==== Textauszug ====
Friedrich-Gundolf-Preis

STATUT

§ 1
Der 1964 begründete Friedrich­Gundolf-Preis für die Vermittlung deutscher Kultur im Ausland dokumentiert den Anspruch der Akademie, aktiv den Kulturaustausch zwischen den deutschsprachigen Ländern und anderen Nationen (insbesondere Europas) zu fördern und mitzugestalten.

Der Preis wird aus dem Jahreshaushalt der Akademie finanziert. Er ist mit 20.000 Euro dotiert und wird jährlich im Rahmen der Frühjahrstagung vergeben.

§ 2
Der Friedrich-Gundolf-Preis würdigt hervorragende Leistungen bei der Vermittlung deutscher Kultur, insbesondere der deutschen Sprache und Literatur in nicht deutschsprachigen Ländern. Dabei können auch Übersetzungsleistungen berücksichtigt werden, die der deutschen Literatur in anderen Sprachen Wirksamkeit verschafft haben.
==== Auflistung ====
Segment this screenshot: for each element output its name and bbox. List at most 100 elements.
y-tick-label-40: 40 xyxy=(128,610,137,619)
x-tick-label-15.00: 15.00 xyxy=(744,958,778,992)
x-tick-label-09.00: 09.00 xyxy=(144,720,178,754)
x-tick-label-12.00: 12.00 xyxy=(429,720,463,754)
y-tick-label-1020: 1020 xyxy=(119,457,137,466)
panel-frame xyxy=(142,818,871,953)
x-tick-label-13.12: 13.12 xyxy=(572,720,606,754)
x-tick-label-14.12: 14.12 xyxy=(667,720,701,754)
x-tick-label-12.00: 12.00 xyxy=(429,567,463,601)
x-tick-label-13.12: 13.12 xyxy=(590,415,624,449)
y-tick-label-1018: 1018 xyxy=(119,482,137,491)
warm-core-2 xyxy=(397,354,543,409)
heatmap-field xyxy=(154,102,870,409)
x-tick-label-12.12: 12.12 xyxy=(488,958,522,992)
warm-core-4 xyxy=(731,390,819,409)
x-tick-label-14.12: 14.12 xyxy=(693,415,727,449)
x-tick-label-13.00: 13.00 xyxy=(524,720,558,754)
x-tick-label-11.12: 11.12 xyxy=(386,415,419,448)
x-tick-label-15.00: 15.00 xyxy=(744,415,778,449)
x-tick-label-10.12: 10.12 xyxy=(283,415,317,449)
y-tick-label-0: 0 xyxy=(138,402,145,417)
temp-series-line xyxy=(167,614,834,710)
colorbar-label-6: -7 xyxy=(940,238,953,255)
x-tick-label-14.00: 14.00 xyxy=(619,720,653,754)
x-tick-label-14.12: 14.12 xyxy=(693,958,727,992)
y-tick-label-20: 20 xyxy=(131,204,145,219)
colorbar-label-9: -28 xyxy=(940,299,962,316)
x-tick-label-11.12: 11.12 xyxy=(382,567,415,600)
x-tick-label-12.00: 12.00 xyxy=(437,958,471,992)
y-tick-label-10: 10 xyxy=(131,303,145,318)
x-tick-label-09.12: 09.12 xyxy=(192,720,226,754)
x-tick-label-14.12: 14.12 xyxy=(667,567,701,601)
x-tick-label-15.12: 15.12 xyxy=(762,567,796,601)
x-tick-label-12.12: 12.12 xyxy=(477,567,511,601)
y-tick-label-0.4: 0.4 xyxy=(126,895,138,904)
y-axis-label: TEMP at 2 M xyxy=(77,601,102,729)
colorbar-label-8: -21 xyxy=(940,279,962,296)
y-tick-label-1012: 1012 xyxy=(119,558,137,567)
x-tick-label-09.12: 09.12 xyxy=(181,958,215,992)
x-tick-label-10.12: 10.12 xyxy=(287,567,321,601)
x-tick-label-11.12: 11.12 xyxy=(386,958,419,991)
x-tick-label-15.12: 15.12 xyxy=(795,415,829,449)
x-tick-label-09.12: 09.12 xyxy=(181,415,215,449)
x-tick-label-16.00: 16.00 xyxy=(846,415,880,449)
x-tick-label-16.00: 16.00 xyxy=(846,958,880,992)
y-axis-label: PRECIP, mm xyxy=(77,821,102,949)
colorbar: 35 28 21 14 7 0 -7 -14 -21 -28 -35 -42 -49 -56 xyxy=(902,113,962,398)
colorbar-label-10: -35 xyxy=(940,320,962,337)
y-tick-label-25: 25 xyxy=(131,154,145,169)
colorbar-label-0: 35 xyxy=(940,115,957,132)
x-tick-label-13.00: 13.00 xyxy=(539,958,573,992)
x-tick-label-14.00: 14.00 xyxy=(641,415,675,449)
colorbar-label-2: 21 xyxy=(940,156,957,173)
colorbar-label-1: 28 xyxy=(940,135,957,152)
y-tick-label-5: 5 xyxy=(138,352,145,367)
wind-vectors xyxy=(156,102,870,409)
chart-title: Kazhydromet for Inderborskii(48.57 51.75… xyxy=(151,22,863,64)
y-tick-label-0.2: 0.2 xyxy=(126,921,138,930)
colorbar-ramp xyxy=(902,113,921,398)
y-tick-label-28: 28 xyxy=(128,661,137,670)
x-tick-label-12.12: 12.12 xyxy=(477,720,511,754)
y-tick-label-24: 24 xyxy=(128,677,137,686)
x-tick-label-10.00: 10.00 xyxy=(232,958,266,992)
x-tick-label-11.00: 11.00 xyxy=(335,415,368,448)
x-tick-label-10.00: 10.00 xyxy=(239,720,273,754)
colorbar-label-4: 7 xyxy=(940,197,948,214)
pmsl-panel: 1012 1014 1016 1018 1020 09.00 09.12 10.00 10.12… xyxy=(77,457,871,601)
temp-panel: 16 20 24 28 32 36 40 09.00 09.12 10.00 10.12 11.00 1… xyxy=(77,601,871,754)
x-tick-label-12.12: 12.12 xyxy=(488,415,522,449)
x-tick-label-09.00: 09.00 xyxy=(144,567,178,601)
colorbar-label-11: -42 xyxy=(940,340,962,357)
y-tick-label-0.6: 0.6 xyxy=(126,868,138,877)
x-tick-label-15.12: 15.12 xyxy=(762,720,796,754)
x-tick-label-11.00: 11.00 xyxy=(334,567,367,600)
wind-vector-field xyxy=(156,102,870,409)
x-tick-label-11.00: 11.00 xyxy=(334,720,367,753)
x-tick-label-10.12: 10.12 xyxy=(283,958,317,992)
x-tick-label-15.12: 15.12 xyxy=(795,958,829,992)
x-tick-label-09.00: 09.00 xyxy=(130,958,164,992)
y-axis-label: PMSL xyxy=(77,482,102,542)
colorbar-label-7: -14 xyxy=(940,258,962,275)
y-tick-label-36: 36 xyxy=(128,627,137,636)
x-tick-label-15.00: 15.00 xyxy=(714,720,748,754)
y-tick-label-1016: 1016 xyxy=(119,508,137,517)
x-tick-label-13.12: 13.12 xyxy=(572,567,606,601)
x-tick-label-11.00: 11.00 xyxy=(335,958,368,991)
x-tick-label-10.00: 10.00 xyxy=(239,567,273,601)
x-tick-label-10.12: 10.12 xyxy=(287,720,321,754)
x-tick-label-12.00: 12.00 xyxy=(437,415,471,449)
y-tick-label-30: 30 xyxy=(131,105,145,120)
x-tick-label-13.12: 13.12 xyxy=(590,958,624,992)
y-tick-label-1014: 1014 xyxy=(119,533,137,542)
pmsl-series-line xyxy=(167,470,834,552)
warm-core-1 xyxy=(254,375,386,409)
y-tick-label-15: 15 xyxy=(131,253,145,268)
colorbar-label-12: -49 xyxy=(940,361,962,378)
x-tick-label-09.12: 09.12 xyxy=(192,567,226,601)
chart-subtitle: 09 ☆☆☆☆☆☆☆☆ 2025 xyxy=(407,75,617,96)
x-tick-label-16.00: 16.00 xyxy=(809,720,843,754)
====
• Ihre Aufgabe
Aktualisieren Sie die Passage des Preisstatuts von "Der Preis wird" bis "der Frühjahrstagung vergeben.", indem Sie "Frühjahrstagung" durch "Herbsttagung" ersetzen, und geben Sie sie so wieder. Die Auflistung wird hier nicht gebraucht.

• Lösung
Der Preis wird aus dem Jahreshaushalt der Akademie finanziert. Er ist mit 20.000 Euro dotiert und wird jährlich im Rahmen der Herbsttagung vergeben.